* _REQUIRED TASK_: Filter these entries so that only lines with the word "label" remain.

* _EXERCISE MATERIAL_:

....................

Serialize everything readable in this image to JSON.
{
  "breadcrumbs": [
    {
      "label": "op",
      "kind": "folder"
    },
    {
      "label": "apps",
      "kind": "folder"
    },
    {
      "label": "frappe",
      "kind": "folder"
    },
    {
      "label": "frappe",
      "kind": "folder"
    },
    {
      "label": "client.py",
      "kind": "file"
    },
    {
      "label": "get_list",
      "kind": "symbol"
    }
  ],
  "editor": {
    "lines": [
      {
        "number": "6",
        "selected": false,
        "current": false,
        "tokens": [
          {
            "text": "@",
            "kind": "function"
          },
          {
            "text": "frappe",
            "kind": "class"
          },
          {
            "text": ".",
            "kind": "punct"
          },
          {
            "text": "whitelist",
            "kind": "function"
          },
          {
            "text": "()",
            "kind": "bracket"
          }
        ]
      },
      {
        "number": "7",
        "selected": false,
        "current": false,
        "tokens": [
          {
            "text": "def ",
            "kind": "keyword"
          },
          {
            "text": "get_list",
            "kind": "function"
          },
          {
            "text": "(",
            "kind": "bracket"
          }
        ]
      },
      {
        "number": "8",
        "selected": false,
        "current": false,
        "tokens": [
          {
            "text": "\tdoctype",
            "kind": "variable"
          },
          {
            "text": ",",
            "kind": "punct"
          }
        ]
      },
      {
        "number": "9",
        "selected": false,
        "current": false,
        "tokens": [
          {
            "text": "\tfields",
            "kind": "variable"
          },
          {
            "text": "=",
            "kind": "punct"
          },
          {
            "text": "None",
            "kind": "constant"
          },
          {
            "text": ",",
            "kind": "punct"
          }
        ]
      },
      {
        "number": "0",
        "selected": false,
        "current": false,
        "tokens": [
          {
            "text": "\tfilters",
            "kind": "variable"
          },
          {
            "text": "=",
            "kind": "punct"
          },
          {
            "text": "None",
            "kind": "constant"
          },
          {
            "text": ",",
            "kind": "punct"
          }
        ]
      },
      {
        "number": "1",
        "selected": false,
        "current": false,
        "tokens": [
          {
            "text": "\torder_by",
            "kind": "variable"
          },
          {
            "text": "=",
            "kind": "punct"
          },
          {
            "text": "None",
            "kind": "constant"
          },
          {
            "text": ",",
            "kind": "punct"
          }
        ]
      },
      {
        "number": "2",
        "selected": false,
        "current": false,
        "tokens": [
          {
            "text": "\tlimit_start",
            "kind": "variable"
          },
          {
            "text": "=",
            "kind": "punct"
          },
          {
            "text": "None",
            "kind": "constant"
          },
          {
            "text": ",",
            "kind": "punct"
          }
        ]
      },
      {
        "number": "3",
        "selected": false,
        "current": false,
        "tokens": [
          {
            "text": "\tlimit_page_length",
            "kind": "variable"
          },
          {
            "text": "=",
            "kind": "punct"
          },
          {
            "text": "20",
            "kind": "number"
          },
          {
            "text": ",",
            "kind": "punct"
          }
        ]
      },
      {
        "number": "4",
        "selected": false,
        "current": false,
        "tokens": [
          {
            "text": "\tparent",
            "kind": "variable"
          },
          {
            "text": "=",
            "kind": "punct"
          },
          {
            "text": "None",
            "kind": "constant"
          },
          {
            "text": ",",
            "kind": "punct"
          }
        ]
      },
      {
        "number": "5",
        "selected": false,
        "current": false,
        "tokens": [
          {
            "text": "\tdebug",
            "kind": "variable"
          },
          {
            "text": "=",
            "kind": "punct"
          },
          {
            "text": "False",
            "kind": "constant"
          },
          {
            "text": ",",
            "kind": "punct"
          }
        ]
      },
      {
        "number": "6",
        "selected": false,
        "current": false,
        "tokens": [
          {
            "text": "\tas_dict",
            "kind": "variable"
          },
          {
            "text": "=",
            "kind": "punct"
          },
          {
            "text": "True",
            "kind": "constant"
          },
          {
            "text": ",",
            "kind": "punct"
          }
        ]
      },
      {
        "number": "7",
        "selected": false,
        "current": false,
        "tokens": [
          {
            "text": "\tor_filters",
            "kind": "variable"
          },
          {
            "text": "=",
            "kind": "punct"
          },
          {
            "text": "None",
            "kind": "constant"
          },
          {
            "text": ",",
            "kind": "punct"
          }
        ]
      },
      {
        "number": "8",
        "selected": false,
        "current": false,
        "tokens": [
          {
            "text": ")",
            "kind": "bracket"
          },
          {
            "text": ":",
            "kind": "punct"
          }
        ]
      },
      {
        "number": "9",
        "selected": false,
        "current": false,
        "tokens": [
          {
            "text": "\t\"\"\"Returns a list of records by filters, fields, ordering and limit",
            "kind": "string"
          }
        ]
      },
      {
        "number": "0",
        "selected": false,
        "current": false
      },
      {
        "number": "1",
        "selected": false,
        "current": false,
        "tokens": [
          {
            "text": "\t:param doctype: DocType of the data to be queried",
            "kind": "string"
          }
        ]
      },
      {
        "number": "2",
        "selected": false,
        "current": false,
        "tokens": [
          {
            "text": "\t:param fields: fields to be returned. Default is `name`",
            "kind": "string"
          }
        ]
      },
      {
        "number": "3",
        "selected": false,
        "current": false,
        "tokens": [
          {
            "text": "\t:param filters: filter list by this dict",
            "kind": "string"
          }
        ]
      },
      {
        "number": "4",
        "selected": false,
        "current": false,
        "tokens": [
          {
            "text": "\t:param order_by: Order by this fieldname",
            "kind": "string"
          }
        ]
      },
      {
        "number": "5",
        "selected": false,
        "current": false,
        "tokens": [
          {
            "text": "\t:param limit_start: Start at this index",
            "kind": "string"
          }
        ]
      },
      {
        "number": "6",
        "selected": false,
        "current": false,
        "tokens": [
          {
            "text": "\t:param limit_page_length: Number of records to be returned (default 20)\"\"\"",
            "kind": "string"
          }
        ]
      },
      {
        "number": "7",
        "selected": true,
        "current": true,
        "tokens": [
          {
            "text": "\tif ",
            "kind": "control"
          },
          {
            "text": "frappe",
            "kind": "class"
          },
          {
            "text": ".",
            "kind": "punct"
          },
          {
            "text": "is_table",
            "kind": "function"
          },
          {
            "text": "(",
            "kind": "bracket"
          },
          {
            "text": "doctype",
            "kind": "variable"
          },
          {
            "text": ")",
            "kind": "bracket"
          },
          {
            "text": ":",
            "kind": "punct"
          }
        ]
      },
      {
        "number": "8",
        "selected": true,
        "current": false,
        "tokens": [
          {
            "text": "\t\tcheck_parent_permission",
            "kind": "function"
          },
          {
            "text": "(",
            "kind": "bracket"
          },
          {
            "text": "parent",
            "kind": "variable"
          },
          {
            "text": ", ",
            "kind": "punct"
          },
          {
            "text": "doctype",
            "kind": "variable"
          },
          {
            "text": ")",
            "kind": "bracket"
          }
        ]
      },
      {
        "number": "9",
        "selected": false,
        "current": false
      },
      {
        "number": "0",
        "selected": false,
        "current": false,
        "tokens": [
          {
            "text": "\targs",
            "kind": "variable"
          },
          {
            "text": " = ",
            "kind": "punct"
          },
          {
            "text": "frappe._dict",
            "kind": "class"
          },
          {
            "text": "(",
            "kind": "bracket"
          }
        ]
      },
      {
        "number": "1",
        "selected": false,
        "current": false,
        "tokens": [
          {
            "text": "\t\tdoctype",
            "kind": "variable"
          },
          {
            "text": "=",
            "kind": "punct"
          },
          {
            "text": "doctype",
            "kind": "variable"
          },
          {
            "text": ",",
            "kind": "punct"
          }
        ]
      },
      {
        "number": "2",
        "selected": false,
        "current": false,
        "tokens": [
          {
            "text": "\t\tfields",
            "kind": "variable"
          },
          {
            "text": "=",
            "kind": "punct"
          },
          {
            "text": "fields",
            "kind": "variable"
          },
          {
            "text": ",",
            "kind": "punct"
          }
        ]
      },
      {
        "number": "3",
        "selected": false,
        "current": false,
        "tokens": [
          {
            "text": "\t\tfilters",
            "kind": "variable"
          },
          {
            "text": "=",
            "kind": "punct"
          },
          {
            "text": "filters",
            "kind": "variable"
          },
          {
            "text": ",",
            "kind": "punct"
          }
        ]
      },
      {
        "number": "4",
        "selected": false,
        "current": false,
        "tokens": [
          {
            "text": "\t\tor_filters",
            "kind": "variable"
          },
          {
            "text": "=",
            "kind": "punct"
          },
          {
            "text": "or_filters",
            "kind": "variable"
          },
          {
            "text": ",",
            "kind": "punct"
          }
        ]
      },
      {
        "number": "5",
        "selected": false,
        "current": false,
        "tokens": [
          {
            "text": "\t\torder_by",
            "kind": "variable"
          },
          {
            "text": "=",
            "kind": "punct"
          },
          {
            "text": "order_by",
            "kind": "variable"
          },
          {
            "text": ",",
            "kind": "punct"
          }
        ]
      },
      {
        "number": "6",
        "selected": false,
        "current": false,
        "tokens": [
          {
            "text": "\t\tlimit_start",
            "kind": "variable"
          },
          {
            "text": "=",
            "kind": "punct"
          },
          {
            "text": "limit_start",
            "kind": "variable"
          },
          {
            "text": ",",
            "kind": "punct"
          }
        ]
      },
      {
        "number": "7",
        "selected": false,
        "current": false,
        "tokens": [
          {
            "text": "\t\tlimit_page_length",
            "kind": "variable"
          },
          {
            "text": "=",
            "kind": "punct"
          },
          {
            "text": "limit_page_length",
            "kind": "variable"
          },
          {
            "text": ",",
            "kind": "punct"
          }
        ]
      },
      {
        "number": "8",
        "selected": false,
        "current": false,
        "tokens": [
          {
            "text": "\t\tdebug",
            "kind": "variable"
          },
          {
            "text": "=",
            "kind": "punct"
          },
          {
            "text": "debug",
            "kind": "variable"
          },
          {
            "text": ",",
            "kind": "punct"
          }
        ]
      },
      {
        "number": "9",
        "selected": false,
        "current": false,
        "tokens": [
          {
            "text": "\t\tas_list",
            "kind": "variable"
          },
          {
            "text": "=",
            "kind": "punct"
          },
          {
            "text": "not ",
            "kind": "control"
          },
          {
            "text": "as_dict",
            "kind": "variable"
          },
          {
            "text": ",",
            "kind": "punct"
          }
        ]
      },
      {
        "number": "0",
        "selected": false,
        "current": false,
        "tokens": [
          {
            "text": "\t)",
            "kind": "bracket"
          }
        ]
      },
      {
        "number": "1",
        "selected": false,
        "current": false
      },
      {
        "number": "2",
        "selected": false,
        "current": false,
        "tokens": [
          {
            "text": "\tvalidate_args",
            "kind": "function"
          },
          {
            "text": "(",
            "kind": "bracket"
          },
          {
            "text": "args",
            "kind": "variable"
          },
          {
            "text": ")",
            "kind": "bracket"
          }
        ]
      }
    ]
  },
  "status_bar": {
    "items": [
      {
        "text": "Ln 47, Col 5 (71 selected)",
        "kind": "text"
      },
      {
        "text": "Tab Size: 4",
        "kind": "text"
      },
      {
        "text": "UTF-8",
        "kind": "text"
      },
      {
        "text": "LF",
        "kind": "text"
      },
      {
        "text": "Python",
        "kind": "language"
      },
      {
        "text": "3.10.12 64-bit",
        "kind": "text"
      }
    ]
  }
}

....................

* _RESPONSE_:
      "label": "op",
      "label": "apps",
      "label": "frappe",
      "label": "frappe",
      "label": "client.py",
      "label": "get_list",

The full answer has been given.